____ GIVEN PASSAGE
- Date: October 27, 1979 – May 17, 1980
- Location: South Korea

= Seoul Spring =

Period of democratization in South Korea (1979–1980)

The Seoul Spring was a period of democratization in South Korea from 26 October 1979 to 17 May 1980. This expression was derived from the Prague Spring of Czechoslovakia in 1968.

On the night of 26 October 1979, President Park Chung Hee was assassinated by Kim Jae-gyu, the director of the Korean Central Intelligence Agency (KCIA) and his own security chief. Bringing an end to 18 years under Park's dictatorship, it signaled the possibility for constitutional reform and democratization movements started to call for an end to the Yushin Constitution. Immediately after his death became public, Choi Kyu-hah, then Prime Minister, became acting president under Article 48 of the Yushin Constitution. He declared martial law, with the exception of Jeju, and General Jeong Seung-hwa, the Army Chief of Staff, thereby became the government's chief administrator. Major General Chun Doo-hwan, chief of the Military Security Command (MSC), was appointed the same day to lead a Joint Investigation Headquarters into the death of the president; through this position Chun was able to assume control of the KCIA and the government intelligence apparatus.

The National Conference for Unification nominated Choi Kyu-hah, then Prime Minister, to succeed Park and he became South Korea's fourth president after the election on 6 December. He promised reform and a return of direct democratic elections. Only six days later, on 12 December, Chun arrested and detained General Jeong, launching the coup d'état of December Twelfth to take full control over the military. Since Choi was still in power, Chun had no direct influence over domestic politics yet. The protests for democratization continued and culminated in the 15 May 1980 demonstration against martial law at Seoul Station which involved 100,000 protesters, mostly students. After news about military intervention, they decided to back down in fear of violent confrontation.
________
____ PROVIDED MATERIAL
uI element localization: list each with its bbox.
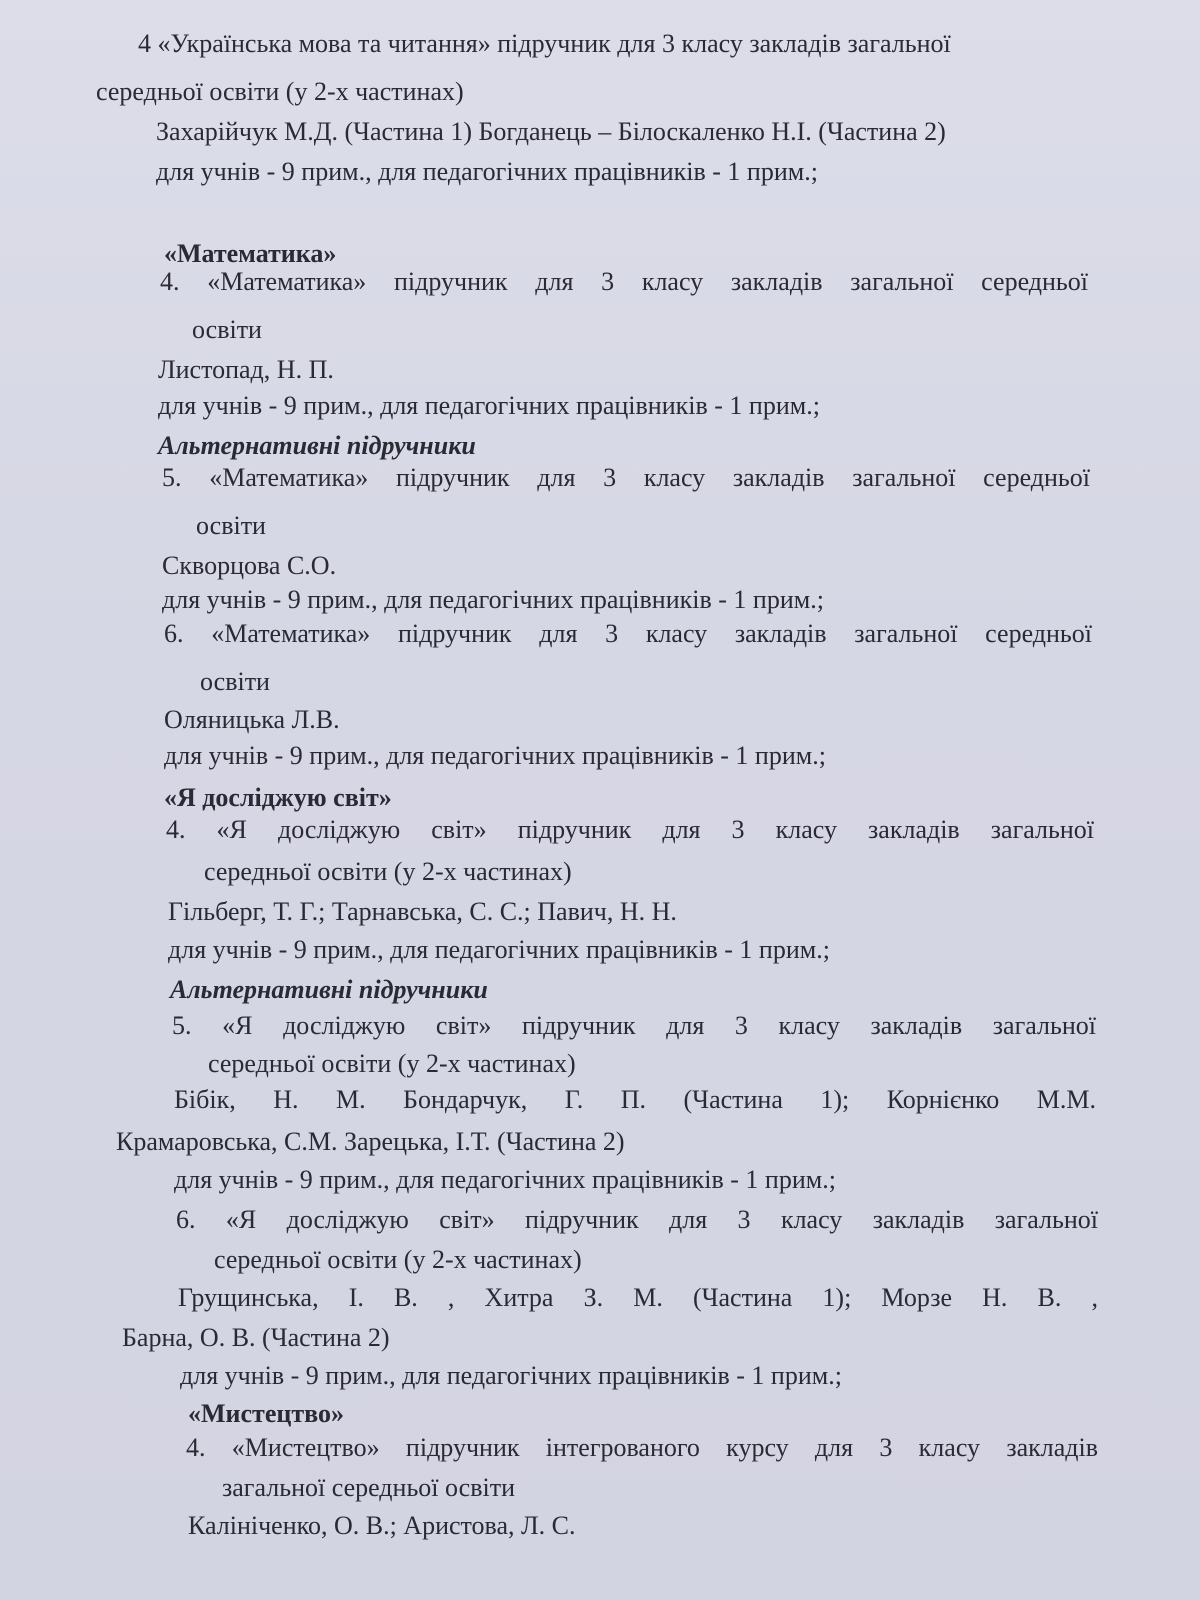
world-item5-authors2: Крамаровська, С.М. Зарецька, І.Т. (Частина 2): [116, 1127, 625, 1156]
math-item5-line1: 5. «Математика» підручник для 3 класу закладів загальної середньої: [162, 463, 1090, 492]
________
### [DIRECTION 1]
According to the passage on the Seoul Spring, how many people took part in the 15 May 1980 demonstration against martial law at Seoul Station?
### [DIRECTION 2]
Extract the part of the passage on the Seoul Spring between "- Date: October" and "Czechoslovakia in 1968.", inclusive.
### [DIRECTION 3]
Continue the passage on the Seoul Spring from where it stops.
None of the data is needed here.

### [OUTPUT 1]
About 100,000 protesters, mostly students.

### [OUTPUT 2]
- Date: October 27, 1979 – May 17, 1980
- Location: South Korea

= Seoul Spring =

Period of democratization in South Korea (1979–1980)

The Seoul Spring was a period of democratization in South Korea from 26 October 1979 to 17 May 1980. This expression was derived from the Prague Spring of Czechoslovakia in 1968.

### [OUTPUT 3]
Chun launched another coup d'état on May Seventeenth 1980 and established a military dictatorship under the National Council for Reunification. Martial law was extended to the whole country and he dissolved the National Assembly. He installed himself as Director of the KCIA. Universities were closed, political activities were banned, and the press was curtailed while troops and special warfare force were dispatched to cities all over the country to enforce the martial law. Student union leaders had gathered that same day to discuss plans for new protests but were arrested by a DSC raid while opposition leader and future president Kim Dae-jung and twenty-five other politicians were also apprehended on charges of instigating social unrest. The following day, the Gwangju Uprising began with students calling for the opening of university and democratization. In response, Chun cut off all communications from Gwangju and used propaganda to depict the protests in Gwangju as the result of communist and Northern instigators. He violently suppressed the protest by sending in military forces with estimates of the death toll ranging between 600 and 3500 victims, effectively bringing an end to the Seoul Spring.

== Cultural references ==

=== Film ===

- May 18 (2007)
- A Taxi Driver (2017)
- The Man Standing Next (2020)
- 12.12: The Day (2023)

=== Television ===

- Sandglass (1995)
- 4th Republic (1995–96)
- 5th Republic (2005)
- Youth of May (2021)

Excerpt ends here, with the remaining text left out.